Items from a data source
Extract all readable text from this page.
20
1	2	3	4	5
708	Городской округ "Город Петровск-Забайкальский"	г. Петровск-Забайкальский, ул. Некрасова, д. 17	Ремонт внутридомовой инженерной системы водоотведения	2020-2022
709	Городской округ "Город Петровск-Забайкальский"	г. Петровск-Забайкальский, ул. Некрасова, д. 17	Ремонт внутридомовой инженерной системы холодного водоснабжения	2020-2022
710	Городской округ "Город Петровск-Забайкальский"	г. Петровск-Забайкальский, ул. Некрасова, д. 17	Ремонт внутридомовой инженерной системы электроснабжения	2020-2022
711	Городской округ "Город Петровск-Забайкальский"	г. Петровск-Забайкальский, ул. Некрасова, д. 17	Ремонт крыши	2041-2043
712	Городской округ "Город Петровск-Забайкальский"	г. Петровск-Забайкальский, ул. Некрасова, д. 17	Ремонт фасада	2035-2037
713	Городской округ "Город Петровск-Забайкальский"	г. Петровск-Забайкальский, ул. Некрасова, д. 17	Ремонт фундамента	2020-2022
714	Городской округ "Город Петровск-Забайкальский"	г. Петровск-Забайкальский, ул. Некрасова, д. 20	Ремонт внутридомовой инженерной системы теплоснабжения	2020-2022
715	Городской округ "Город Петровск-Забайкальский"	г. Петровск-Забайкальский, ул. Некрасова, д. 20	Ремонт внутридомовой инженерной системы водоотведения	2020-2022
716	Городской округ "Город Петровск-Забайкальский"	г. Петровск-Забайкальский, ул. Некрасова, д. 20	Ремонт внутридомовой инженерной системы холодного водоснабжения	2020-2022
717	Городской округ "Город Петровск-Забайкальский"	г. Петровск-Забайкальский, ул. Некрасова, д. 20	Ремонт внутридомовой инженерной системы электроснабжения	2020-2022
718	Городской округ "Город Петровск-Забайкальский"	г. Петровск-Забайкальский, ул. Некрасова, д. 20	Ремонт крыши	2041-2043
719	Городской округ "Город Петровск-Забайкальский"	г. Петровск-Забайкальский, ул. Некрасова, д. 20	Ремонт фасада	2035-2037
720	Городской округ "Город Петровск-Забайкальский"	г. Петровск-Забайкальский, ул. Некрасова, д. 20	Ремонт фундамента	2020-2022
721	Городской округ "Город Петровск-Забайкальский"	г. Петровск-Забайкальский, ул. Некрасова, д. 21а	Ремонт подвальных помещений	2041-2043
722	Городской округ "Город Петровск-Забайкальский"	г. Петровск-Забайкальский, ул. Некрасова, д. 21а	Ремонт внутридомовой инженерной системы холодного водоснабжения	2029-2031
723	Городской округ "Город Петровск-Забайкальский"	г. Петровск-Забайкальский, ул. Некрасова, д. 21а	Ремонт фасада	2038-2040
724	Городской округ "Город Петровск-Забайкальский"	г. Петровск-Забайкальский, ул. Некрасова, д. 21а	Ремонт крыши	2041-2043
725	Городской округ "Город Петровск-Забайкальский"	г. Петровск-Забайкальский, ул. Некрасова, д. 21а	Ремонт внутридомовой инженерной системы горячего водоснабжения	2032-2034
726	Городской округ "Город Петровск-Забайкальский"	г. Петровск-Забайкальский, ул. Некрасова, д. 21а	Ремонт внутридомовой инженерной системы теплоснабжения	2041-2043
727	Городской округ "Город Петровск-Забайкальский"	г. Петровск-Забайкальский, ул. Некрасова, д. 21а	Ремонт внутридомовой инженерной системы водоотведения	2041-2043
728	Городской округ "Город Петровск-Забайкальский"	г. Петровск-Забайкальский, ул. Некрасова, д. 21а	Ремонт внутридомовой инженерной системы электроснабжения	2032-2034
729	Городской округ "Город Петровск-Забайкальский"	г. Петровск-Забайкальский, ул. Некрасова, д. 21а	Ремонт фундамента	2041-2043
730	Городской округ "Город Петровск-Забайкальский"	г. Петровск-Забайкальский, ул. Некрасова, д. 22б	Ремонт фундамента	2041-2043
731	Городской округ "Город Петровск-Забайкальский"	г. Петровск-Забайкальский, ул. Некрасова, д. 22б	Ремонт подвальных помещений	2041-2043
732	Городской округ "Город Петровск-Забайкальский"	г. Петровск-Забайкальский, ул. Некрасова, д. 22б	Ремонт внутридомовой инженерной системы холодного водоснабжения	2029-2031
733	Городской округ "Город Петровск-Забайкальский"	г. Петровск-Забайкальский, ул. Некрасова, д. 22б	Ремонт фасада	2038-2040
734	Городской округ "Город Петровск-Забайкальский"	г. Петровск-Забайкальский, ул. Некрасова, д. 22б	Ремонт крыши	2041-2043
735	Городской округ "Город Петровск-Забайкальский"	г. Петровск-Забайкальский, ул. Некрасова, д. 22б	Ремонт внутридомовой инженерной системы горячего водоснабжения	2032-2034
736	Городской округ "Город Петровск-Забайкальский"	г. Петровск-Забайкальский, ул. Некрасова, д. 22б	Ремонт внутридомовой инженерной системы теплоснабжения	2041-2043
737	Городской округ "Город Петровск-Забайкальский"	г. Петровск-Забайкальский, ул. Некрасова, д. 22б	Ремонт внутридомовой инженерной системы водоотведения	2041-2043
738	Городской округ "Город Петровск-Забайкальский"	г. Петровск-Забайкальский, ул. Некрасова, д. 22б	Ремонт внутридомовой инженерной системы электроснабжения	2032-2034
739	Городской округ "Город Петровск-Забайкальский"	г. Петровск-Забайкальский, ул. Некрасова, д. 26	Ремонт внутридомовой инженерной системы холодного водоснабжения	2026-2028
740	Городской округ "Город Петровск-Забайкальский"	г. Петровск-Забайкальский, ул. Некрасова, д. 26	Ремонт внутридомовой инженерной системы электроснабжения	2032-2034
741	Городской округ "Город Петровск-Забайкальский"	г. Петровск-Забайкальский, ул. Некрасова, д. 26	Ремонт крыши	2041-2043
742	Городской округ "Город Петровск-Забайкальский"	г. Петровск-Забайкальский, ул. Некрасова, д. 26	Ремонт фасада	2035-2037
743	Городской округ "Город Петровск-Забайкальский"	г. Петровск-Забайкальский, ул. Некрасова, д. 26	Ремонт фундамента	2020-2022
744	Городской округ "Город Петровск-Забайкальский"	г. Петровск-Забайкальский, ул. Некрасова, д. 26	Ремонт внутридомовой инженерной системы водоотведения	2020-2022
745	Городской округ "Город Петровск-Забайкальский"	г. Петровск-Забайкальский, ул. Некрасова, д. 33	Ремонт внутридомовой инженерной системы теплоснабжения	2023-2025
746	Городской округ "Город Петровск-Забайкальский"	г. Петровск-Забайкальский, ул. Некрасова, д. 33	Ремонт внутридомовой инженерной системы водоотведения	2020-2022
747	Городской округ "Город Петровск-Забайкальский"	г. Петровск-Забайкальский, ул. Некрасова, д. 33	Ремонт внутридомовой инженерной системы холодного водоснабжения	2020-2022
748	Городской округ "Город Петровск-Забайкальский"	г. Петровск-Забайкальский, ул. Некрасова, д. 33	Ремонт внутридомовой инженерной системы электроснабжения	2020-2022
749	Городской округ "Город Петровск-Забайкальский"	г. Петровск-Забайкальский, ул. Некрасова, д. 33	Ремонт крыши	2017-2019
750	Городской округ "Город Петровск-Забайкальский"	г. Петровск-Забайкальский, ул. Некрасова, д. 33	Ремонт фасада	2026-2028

STATED PROBLEM
Review the preceding data and report every line that includes the string "помещений".

RESULT OF THIS TASK
721	Городской округ "Город Петровск-Забайкальский"	г. Петровск-Забайкальский, ул. Некрасова, д. 21а	Ремонт подвальных помещений	2041-2043
731	Городской округ "Город Петровск-Забайкальский"	г. Петровск-Забайкальский, ул. Некрасова, д. 22б	Ремонт подвальных помещений	2041-2043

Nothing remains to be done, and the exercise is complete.